:: RECORDS TO USE ::
########################################
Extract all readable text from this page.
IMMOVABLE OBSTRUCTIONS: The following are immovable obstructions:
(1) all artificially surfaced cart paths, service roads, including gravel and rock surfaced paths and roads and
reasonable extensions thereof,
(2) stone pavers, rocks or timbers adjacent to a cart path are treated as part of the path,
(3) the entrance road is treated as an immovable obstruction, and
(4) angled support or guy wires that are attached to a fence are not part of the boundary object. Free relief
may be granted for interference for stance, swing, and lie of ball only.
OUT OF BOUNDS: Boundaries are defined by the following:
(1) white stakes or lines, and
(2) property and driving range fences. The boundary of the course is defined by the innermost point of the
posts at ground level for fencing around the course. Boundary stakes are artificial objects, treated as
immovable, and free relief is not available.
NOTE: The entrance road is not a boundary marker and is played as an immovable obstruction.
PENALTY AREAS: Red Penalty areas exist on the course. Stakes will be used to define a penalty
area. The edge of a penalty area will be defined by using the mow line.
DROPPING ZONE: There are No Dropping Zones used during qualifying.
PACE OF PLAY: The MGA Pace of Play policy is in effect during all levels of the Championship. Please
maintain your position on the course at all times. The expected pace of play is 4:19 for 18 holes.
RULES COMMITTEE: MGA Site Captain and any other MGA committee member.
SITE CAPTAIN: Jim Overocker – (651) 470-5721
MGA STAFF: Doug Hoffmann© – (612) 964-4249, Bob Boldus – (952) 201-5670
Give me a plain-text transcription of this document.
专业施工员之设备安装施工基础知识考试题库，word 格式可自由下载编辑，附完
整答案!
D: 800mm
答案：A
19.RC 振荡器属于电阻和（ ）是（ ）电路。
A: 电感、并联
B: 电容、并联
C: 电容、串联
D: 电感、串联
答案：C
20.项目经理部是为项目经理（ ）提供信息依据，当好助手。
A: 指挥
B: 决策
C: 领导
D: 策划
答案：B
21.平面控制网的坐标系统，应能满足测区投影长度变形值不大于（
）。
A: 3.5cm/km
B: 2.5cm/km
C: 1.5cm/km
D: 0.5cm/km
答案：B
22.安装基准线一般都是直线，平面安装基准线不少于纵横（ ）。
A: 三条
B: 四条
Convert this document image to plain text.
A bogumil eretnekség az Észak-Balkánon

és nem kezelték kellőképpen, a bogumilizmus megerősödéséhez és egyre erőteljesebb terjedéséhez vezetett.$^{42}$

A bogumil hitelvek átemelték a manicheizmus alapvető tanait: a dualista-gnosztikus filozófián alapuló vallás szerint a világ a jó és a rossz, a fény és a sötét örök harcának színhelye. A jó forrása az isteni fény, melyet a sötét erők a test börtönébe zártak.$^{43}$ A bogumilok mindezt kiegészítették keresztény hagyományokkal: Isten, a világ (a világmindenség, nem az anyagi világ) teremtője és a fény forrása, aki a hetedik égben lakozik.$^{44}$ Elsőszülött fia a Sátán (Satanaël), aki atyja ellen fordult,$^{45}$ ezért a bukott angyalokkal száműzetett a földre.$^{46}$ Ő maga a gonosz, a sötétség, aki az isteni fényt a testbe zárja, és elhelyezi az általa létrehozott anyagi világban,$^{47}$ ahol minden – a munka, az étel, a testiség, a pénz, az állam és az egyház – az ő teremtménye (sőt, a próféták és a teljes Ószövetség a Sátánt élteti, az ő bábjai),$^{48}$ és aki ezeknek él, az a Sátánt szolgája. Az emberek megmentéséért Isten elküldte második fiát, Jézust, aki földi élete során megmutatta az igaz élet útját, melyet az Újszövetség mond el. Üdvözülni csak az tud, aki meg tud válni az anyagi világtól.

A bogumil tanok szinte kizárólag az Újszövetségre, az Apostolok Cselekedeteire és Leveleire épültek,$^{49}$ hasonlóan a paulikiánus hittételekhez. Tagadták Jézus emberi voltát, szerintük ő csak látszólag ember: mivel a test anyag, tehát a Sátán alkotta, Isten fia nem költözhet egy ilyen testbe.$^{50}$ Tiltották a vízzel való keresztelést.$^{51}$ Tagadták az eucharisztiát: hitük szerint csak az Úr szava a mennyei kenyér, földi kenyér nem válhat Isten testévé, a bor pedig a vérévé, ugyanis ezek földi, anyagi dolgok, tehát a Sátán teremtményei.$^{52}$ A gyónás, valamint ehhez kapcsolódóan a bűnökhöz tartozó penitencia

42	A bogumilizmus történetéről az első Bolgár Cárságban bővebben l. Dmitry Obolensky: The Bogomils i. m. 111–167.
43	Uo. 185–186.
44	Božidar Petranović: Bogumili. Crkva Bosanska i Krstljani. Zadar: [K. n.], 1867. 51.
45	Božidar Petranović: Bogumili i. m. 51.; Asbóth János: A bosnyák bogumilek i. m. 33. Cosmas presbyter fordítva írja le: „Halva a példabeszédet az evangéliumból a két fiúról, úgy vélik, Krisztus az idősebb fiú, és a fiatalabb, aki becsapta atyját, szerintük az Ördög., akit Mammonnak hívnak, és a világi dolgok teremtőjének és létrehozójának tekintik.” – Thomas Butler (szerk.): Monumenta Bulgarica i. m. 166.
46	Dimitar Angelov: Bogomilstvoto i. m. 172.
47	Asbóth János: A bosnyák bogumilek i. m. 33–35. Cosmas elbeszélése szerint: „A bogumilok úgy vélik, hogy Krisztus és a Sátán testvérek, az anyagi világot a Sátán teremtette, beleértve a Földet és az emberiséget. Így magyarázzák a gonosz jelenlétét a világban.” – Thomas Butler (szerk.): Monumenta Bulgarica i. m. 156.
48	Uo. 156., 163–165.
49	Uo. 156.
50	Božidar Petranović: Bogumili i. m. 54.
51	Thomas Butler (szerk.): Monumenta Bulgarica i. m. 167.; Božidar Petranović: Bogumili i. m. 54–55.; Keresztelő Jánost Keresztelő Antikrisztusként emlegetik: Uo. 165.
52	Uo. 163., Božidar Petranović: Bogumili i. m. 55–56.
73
########################################
:: WRITTEN PROBLEM ::
Where a line of the records above holds the word "immovable", copy that line.

:: SOLVED PROBLEM ::
IMMOVABLE OBSTRUCTIONS: The following are immovable obstructions:
(3) the entrance road is treated as an immovable obstruction, and
immovable, and free relief is not available.
NOTE: The entrance road is not a boundary marker and is played as an immovable obstruction.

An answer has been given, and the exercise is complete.